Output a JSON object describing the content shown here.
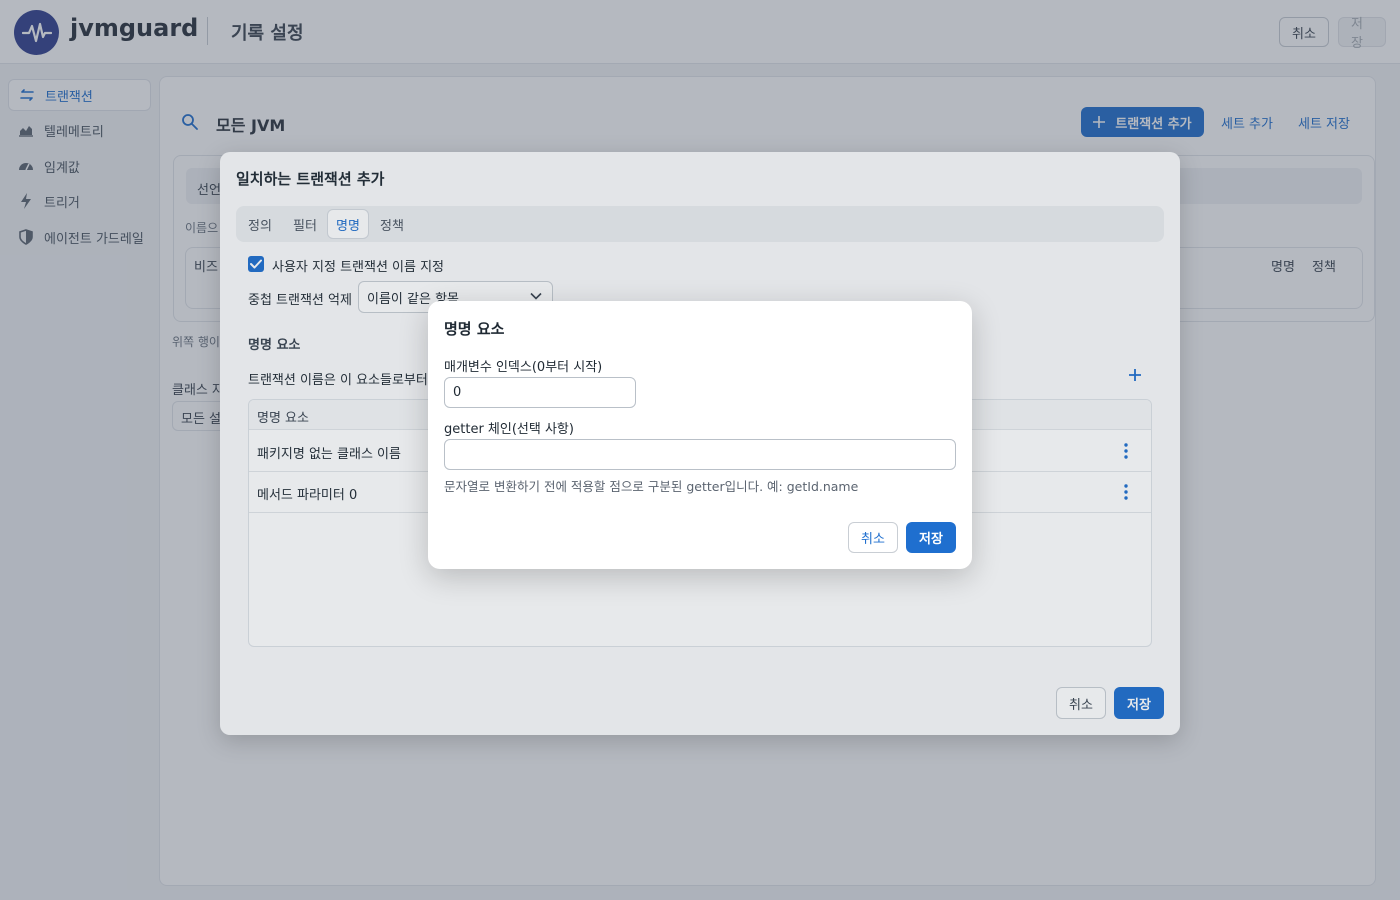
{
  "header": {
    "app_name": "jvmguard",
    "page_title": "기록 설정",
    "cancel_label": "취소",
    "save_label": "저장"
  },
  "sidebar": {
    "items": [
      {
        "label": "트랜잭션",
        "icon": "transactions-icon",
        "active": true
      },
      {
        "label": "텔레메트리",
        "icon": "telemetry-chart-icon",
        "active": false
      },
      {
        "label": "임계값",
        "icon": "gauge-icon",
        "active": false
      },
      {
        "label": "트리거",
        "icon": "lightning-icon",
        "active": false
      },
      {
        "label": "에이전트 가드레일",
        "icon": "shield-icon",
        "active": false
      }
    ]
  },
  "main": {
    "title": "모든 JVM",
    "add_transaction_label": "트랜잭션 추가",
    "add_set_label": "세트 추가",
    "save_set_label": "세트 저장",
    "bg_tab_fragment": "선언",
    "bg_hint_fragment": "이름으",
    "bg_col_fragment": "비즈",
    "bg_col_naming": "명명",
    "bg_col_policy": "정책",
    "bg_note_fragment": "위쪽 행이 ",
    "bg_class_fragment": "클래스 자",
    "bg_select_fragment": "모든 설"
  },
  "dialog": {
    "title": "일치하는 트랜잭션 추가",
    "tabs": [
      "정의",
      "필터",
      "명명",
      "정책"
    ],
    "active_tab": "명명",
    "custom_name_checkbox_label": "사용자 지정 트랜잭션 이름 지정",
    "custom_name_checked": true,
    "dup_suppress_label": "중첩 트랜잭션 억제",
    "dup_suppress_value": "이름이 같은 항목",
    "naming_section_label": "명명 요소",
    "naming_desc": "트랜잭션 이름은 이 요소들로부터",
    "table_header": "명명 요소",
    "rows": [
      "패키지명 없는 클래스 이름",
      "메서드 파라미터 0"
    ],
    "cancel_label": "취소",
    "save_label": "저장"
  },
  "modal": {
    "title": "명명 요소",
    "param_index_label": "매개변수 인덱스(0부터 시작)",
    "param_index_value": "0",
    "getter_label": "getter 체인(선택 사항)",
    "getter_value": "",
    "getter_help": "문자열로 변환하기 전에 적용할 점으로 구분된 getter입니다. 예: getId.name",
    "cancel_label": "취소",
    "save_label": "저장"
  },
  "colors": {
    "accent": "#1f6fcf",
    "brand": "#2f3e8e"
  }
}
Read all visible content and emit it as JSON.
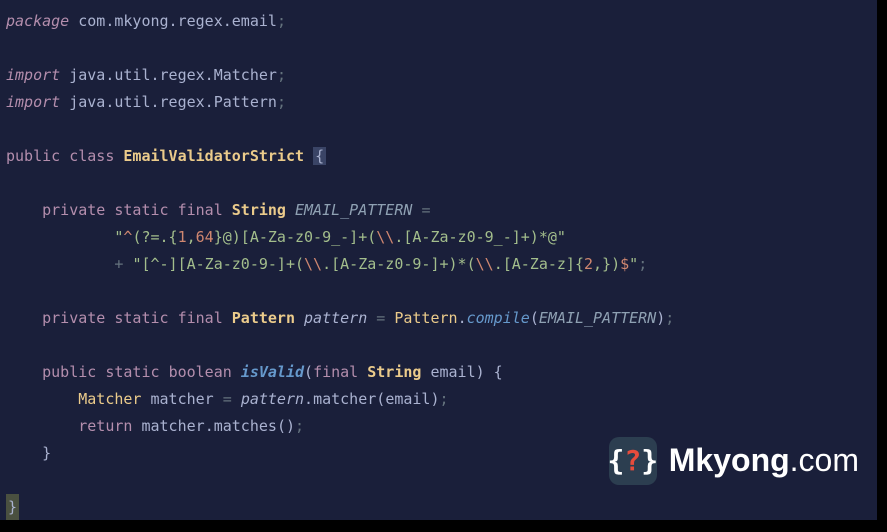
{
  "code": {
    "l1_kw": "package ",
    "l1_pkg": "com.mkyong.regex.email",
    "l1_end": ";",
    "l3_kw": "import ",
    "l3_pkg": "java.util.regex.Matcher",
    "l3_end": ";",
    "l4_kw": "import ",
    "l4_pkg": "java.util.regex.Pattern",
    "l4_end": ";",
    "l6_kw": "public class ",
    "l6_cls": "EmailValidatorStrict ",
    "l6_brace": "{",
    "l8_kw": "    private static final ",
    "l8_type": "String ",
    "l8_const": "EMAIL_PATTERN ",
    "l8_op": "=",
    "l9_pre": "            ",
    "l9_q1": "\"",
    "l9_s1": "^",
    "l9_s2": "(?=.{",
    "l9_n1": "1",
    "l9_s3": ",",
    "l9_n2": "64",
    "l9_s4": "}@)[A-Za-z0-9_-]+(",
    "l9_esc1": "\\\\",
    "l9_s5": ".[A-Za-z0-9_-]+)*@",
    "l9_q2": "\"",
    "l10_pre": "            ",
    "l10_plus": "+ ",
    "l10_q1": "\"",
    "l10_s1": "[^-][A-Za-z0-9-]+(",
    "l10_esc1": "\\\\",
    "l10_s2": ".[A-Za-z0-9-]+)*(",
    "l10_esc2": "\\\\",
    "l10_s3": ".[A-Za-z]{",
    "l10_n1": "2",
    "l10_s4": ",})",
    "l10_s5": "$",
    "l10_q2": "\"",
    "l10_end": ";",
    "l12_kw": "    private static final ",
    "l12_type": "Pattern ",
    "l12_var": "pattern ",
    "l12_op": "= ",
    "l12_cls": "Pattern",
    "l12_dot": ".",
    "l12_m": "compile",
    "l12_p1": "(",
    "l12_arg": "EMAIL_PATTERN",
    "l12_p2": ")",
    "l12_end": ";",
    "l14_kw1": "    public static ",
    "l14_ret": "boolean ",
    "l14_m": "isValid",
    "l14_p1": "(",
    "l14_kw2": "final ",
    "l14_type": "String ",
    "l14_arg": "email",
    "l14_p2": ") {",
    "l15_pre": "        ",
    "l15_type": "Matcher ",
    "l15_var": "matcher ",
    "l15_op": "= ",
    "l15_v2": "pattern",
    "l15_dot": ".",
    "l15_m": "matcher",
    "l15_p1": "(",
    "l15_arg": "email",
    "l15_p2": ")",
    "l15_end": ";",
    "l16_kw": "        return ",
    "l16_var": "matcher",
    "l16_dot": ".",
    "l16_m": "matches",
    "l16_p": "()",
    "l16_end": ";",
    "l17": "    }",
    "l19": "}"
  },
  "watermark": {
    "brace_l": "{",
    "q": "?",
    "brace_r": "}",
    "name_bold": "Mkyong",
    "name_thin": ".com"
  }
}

**Given instruction**
Copy the records word for word, leaving no picture in the copy.

**Task solution**
Output a JSON object describing the content shown here.
{
  "header": {
    "app_name": "jvmguard",
    "page_title": "기록 설정",
    "cancel_label": "취소",
    "save_label": "저장"
  },
  "sidebar": {
    "items": [
      {
        "label": "트랜잭션",
        "icon": "transactions-icon",
        "active": true
      },
      {
        "label": "텔레메트리",
        "icon": "telemetry-chart-icon",
        "active": false
      },
      {
        "label": "임계값",
        "icon": "gauge-icon",
        "active": false
      },
      {
        "label": "트리거",
        "icon": "lightning-icon",
        "active": false
      },
      {
        "label": "에이전트 가드레일",
        "icon": "shield-icon",
        "active": false
      }
    ]
  },
  "main": {
    "title": "모든 JVM",
    "add_transaction_label": "트랜잭션 추가",
    "add_set_label": "세트 추가",
    "save_set_label": "세트 저장",
    "bg_tab_fragment": "선언",
    "bg_hint_fragment": "이름으",
    "bg_col_fragment": "비즈",
    "bg_col_naming": "명명",
    "bg_col_policy": "정책",
    "bg_note_fragment": "위쪽 행이 ",
    "bg_class_fragment": "클래스 자",
    "bg_select_fragment": "모든 설"
  },
  "dialog": {
    "title": "일치하는 트랜잭션 추가",
    "tabs": [
      "정의",
      "필터",
      "명명",
      "정책"
    ],
    "active_tab": "명명",
    "custom_name_checkbox_label": "사용자 지정 트랜잭션 이름 지정",
    "custom_name_checked": true,
    "dup_suppress_label": "중첩 트랜잭션 억제",
    "dup_suppress_value": "이름이 같은 항목",
    "naming_section_label": "명명 요소",
    "naming_desc": "트랜잭션 이름은 이 요소들로부터",
    "table_header": "명명 요소",
    "rows": [
      "패키지명 없는 클래스 이름",
      "메서드 파라미터 0"
    ],
    "cancel_label": "취소",
    "save_label": "저장"
  },
  "modal": {
    "title": "명명 요소",
    "param_index_label": "매개변수 인덱스(0부터 시작)",
    "param_index_value": "0",
    "getter_label": "getter 체인(선택 사항)",
    "getter_value": "",
    "getter_help": "문자열로 변환하기 전에 적용할 점으로 구분된 getter입니다. 예: getId.name",
    "cancel_label": "취소",
    "save_label": "저장"
  },
  "colors": {
    "accent": "#1f6fcf",
    "brand": "#2f3e8e"
  }
}
Read all visible content and emit it as JSON.
{
  "code": {
    "l1_kw": "package ",
    "l1_pkg": "com.mkyong.regex.email",
    "l1_end": ";",
    "l3_kw": "import ",
    "l3_pkg": "java.util.regex.Matcher",
    "l3_end": ";",
    "l4_kw": "import ",
    "l4_pkg": "java.util.regex.Pattern",
    "l4_end": ";",
    "l6_kw": "public class ",
    "l6_cls": "EmailValidatorStrict ",
    "l6_brace": "{",
    "l8_kw": "    private static final ",
    "l8_type": "String ",
    "l8_const": "EMAIL_PATTERN ",
    "l8_op": "=",
    "l9_pre": "            ",
    "l9_q1": "\"",
    "l9_s1": "^",
    "l9_s2": "(?=.{",
    "l9_n1": "1",
    "l9_s3": ",",
    "l9_n2": "64",
    "l9_s4": "}@)[A-Za-z0-9_-]+(",
    "l9_esc1": "\\\\",
    "l9_s5": ".[A-Za-z0-9_-]+)*@",
    "l9_q2": "\"",
    "l10_pre": "            ",
    "l10_plus": "+ ",
    "l10_q1": "\"",
    "l10_s1": "[^-][A-Za-z0-9-]+(",
    "l10_esc1": "\\\\",
    "l10_s2": ".[A-Za-z0-9-]+)*(",
    "l10_esc2": "\\\\",
    "l10_s3": ".[A-Za-z]{",
    "l10_n1": "2",
    "l10_s4": ",})",
    "l10_s5": "$",
    "l10_q2": "\"",
    "l10_end": ";",
    "l12_kw": "    private static final ",
    "l12_type": "Pattern ",
    "l12_var": "pattern ",
    "l12_op": "= ",
    "l12_cls": "Pattern",
    "l12_dot": ".",
    "l12_m": "compile",
    "l12_p1": "(",
    "l12_arg": "EMAIL_PATTERN",
    "l12_p2": ")",
    "l12_end": ";",
    "l14_kw1": "    public static ",
    "l14_ret": "boolean ",
    "l14_m": "isValid",
    "l14_p1": "(",
    "l14_kw2": "final ",
    "l14_type": "String ",
    "l14_arg": "email",
    "l14_p2": ") {",
    "l15_pre": "        ",
    "l15_type": "Matcher ",
    "l15_var": "matcher ",
    "l15_op": "= ",
    "l15_v2": "pattern",
    "l15_dot": ".",
    "l15_m": "matcher",
    "l15_p1": "(",
    "l15_arg": "email",
    "l15_p2": ")",
    "l15_end": ";",
    "l16_kw": "        return ",
    "l16_var": "matcher",
    "l16_dot": ".",
    "l16_m": "matches",
    "l16_p": "()",
    "l16_end": ";",
    "l17": "    }",
    "l19": "}"
  },
  "watermark": {
    "brace_l": "{",
    "q": "?",
    "brace_r": "}",
    "name_bold": "Mkyong",
    "name_thin": ".com"
  }
}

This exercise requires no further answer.